--- Task requirements ---
Your task is to repeat all of the material exactly.

--- Raw data ---

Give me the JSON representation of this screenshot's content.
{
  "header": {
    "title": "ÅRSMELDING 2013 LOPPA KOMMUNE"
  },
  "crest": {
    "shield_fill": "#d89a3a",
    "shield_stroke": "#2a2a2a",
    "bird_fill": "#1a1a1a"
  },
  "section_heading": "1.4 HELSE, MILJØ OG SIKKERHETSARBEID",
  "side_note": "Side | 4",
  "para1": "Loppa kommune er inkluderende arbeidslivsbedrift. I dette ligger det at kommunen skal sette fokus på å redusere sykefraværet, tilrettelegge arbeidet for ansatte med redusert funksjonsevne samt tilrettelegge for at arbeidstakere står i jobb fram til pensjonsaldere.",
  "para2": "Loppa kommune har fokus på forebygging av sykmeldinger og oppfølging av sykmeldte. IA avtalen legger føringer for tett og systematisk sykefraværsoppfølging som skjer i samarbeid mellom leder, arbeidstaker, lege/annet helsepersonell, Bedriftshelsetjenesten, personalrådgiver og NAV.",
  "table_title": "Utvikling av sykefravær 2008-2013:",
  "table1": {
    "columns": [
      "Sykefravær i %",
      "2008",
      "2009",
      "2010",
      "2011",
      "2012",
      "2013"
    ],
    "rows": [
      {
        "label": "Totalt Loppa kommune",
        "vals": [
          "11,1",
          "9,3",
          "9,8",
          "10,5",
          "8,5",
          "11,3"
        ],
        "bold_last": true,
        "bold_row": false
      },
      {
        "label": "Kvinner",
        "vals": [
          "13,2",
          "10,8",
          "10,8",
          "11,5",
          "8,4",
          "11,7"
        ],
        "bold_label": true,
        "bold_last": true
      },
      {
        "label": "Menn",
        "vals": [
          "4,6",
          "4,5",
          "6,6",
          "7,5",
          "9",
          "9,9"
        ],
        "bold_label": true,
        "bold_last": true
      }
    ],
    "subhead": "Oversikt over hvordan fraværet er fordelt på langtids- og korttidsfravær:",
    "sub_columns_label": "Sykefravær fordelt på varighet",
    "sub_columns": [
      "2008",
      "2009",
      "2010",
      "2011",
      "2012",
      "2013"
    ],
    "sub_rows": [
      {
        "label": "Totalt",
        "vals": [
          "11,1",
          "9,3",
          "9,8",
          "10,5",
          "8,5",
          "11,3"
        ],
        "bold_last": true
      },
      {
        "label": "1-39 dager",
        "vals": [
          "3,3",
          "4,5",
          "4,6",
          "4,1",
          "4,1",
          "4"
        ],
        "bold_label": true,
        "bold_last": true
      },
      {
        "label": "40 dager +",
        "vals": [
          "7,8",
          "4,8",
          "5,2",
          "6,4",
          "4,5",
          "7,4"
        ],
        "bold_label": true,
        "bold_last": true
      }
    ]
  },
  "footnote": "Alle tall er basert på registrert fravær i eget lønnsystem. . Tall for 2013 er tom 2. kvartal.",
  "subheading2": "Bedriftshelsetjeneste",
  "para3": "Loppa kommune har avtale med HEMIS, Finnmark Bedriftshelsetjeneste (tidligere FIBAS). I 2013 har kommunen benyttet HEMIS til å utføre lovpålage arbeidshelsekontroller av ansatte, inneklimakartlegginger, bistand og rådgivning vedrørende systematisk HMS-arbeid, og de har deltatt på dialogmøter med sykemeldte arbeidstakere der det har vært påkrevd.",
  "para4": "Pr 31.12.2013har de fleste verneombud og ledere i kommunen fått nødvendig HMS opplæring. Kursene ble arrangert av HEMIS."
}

--- Task result ---
Give me the JSON representation of this screenshot's content.
{
  "header": {
    "title": "ÅRSMELDING 2013 LOPPA KOMMUNE"
  },
  "crest": {
    "shield_fill": "#d89a3a",
    "shield_stroke": "#2a2a2a",
    "bird_fill": "#1a1a1a"
  },
  "section_heading": "1.4 HELSE, MILJØ OG SIKKERHETSARBEID",
  "side_note": "Side | 4",
  "para1": "Loppa kommune er inkluderende arbeidslivsbedrift. I dette ligger det at kommunen skal sette fokus på å redusere sykefraværet, tilrettelegge arbeidet for ansatte med redusert funksjonsevne samt tilrettelegge for at arbeidstakere står i jobb fram til pensjonsaldere.",
  "para2": "Loppa kommune har fokus på forebygging av sykmeldinger og oppfølging av sykmeldte. IA avtalen legger føringer for tett og systematisk sykefraværsoppfølging som skjer i samarbeid mellom leder, arbeidstaker, lege/annet helsepersonell, Bedriftshelsetjenesten, personalrådgiver og NAV.",
  "table_title": "Utvikling av sykefravær 2008-2013:",
  "table1": {
    "columns": [
      "Sykefravær i %",
      "2008",
      "2009",
      "2010",
      "2011",
      "2012",
      "2013"
    ],
    "rows": [
      {
        "label": "Totalt Loppa kommune",
        "vals": [
          "11,1",
          "9,3",
          "9,8",
          "10,5",
          "8,5",
          "11,3"
        ],
        "bold_last": true,
        "bold_row": false
      },
      {
        "label": "Kvinner",
        "vals": [
          "13,2",
          "10,8",
          "10,8",
          "11,5",
          "8,4",
          "11,7"
        ],
        "bold_label": true,
        "bold_last": true
      },
      {
        "label": "Menn",
        "vals": [
          "4,6",
          "4,5",
          "6,6",
          "7,5",
          "9",
          "9,9"
        ],
        "bold_label": true,
        "bold_last": true
      }
    ],
    "subhead": "Oversikt over hvordan fraværet er fordelt på langtids- og korttidsfravær:",
    "sub_columns_label": "Sykefravær fordelt på varighet",
    "sub_columns": [
      "2008",
      "2009",
      "2010",
      "2011",
      "2012",
      "2013"
    ],
    "sub_rows": [
      {
        "label": "Totalt",
        "vals": [
          "11,1",
          "9,3",
          "9,8",
          "10,5",
          "8,5",
          "11,3"
        ],
        "bold_last": true
      },
      {
        "label": "1-39 dager",
        "vals": [
          "3,3",
          "4,5",
          "4,6",
          "4,1",
          "4,1",
          "4"
        ],
        "bold_label": true,
        "bold_last": true
      },
      {
        "label": "40 dager +",
        "vals": [
          "7,8",
          "4,8",
          "5,2",
          "6,4",
          "4,5",
          "7,4"
        ],
        "bold_label": true,
        "bold_last": true
      }
    ]
  },
  "footnote": "Alle tall er basert på registrert fravær i eget lønnsystem. . Tall for 2013 er tom 2. kvartal.",
  "subheading2": "Bedriftshelsetjeneste",
  "para3": "Loppa kommune har avtale med HEMIS, Finnmark Bedriftshelsetjeneste (tidligere FIBAS). I 2013 har kommunen benyttet HEMIS til å utføre lovpålage arbeidshelsekontroller av ansatte, inneklimakartlegginger, bistand og rådgivning vedrørende systematisk HMS-arbeid, og de har deltatt på dialogmøter med sykemeldte arbeidstakere der det har vært påkrevd.",
  "para4": "Pr 31.12.2013har de fleste verneombud og ledere i kommunen fått nødvendig HMS opplæring. Kursene ble arrangert av HEMIS."
}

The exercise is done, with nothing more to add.